--- begin Passage ---

Conclusion at the end is fairly brutal:

“The long and short of matters then is that based on the testing we've done thus far, it doesn't look like Coffee Lake Refresh recovers any of the performance the original Coffee Lake loses from the Meltdown and Spectre fixes. Coffee Lake was always less impacted than older architectures, but whatever performance hit it took remains in the Refresh CPU design.”


Forgive me as I'm nowhere near knowledgeable in CPUs or such so my terminology will be way off.

For any CPU designed with the expectation of using the old method of memory access prediction without any protections... can we expect they'll ever show a significant performance recovery?

I guess I always assumed the answer was no.


(Someone please correct me if I'm wrong) Without adding additional hardware, likely not significant.

The way you avoid some of the impacted scenarios (at modest performance impact) is with additional hardware or microarchitecture changes.

Basically, the task is 'Ensure processor state, as observed by another process, never changes because of speculative execution branches.'

Which is a high bar to meet, especially if you want to simultaneously optimize your execution unit utilization.


That is pretty obvious if you consider this is just another tweak of the venerable Skylake architecture. By now we have said good bye to the reasonable thermals we enjoyed for a while because, well, if you deliver six of the same cores that'll consume 50% more at the same clock so one hand you slow down the chip when all cores run and on another, you just allow it to consume more.


And Skylake itself wasn't a new design either, but rather a tweak of Haswell (prominent changes were in the uncore), which in turn was largely identical to SB/IB.


It's been benchmarked that from Sandy Bridge to Kaby Lake the IPC only grew 20% https://www.hardocp.com/article/2017/01/13/kaby_lake_7700k_v... but the power efficiency has brutally increased: This is a 35W CPU in 2011 https://browser.geekbench.com/processors/381 and this is an Y (4.5-7W) CPU from 2017 https://browser.geekbench.com/processors/1822 .

--- end Passage ---
--- begin Given data ---

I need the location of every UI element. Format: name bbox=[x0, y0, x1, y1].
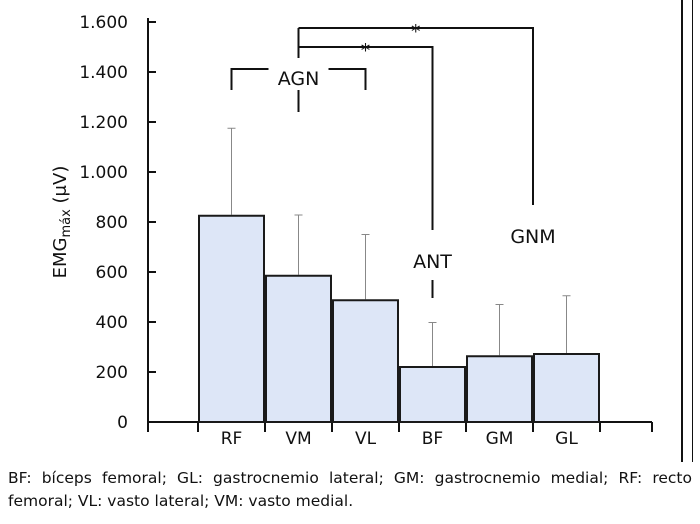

--- end Given data ---

Given task: In the passage about Coffee Lake Refresh and the Meltdown and Spectre fixes, by how much does it say IPC grew from Sandy Bridge to Kaby Lake?

Finished exercise: Only 20%.